=== TO DO ===
Leave out the pictures and transcribe the rest of the records exactly.

Excerpts from a figure dataset:

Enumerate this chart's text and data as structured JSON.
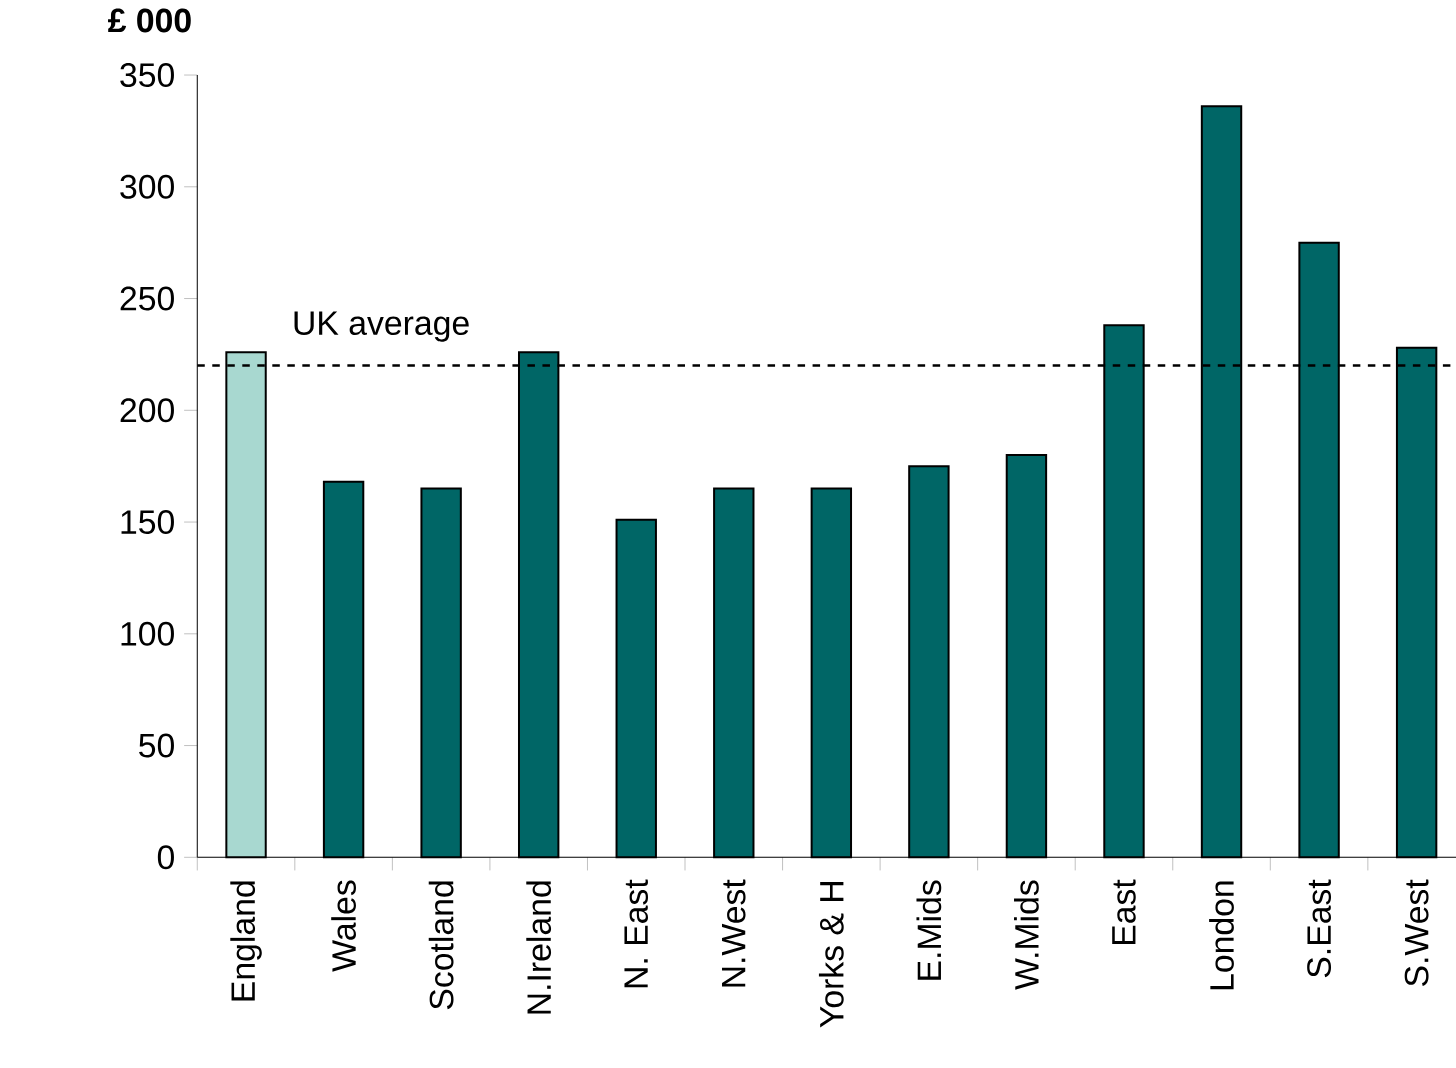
{
  "chart_data": {
    "type": "bar",
    "ylabel": "£ 000",
    "categories": [
      "England",
      "Wales",
      "Scotland",
      "N.Ireland",
      "N. East",
      "N.West",
      "Yorks & H",
      "E.Mids",
      "W.Mids",
      "East",
      "London",
      "S.East",
      "S.West"
    ],
    "values": [
      226,
      168,
      165,
      226,
      151,
      165,
      165,
      175,
      180,
      238,
      336,
      275,
      228
    ],
    "colors": [
      "#a8d8d0",
      "#006666",
      "#006666",
      "#006666",
      "#006666",
      "#006666",
      "#006666",
      "#006666",
      "#006666",
      "#006666",
      "#006666",
      "#006666",
      "#006666"
    ],
    "ylim": [
      0,
      350
    ],
    "yticks": [
      0,
      50,
      100,
      150,
      200,
      250,
      300,
      350
    ],
    "ref_lines": [
      {
        "axis": "y",
        "value": 220,
        "label": "UK average",
        "line_style": "dashed",
        "color": "#000000"
      }
    ]
  }
}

=== TASK ANSWER ===
Enumerate this chart's text and data as structured JSON.
{
  "chart_data": {
    "type": "bar",
    "ylabel": "£ 000",
    "categories": [
      "England",
      "Wales",
      "Scotland",
      "N.Ireland",
      "N. East",
      "N.West",
      "Yorks & H",
      "E.Mids",
      "W.Mids",
      "East",
      "London",
      "S.East",
      "S.West"
    ],
    "values": [
      226,
      168,
      165,
      226,
      151,
      165,
      165,
      175,
      180,
      238,
      336,
      275,
      228
    ],
    "colors": [
      "#a8d8d0",
      "#006666",
      "#006666",
      "#006666",
      "#006666",
      "#006666",
      "#006666",
      "#006666",
      "#006666",
      "#006666",
      "#006666",
      "#006666",
      "#006666"
    ],
    "ylim": [
      0,
      350
    ],
    "yticks": [
      0,
      50,
      100,
      150,
      200,
      250,
      300,
      350
    ],
    "ref_lines": [
      {
        "axis": "y",
        "value": 220,
        "label": "UK average",
        "line_style": "dashed",
        "color": "#000000"
      }
    ]
  }
}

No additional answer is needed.